What follows are records. Restate all of them word for word.

^^^^

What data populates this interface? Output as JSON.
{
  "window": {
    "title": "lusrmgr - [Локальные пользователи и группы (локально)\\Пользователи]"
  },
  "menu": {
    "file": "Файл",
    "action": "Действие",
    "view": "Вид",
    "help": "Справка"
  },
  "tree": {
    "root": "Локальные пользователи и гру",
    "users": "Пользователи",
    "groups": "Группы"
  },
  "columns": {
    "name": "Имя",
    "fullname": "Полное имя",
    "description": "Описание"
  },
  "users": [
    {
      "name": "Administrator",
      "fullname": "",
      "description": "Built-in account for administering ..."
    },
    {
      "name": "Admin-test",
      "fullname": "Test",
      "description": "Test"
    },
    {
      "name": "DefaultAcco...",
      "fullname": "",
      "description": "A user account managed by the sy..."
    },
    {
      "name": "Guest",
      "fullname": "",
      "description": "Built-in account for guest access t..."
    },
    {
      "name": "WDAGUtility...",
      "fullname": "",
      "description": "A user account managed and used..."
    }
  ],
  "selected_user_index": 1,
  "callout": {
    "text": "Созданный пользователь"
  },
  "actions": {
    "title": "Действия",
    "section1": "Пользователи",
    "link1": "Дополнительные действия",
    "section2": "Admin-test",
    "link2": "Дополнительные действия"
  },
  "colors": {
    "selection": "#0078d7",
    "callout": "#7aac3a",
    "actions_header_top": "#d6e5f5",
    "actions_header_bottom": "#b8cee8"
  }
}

^^^^

**Task output**
What data populates this interface? Output as JSON.
{
  "window": {
    "title": "lusrmgr - [Локальные пользователи и группы (локально)\\Пользователи]"
  },
  "menu": {
    "file": "Файл",
    "action": "Действие",
    "view": "Вид",
    "help": "Справка"
  },
  "tree": {
    "root": "Локальные пользователи и гру",
    "users": "Пользователи",
    "groups": "Группы"
  },
  "columns": {
    "name": "Имя",
    "fullname": "Полное имя",
    "description": "Описание"
  },
  "users": [
    {
      "name": "Administrator",
      "fullname": "",
      "description": "Built-in account for administering ..."
    },
    {
      "name": "Admin-test",
      "fullname": "Test",
      "description": "Test"
    },
    {
      "name": "DefaultAcco...",
      "fullname": "",
      "description": "A user account managed by the sy..."
    },
    {
      "name": "Guest",
      "fullname": "",
      "description": "Built-in account for guest access t..."
    },
    {
      "name": "WDAGUtility...",
      "fullname": "",
      "description": "A user account managed and used..."
    }
  ],
  "selected_user_index": 1,
  "callout": {
    "text": "Созданный пользователь"
  },
  "actions": {
    "title": "Действия",
    "section1": "Пользователи",
    "link1": "Дополнительные действия",
    "section2": "Admin-test",
    "link2": "Дополнительные действия"
  },
  "colors": {
    "selection": "#0078d7",
    "callout": "#7aac3a",
    "actions_header_top": "#d6e5f5",
    "actions_header_bottom": "#b8cee8"
  }
}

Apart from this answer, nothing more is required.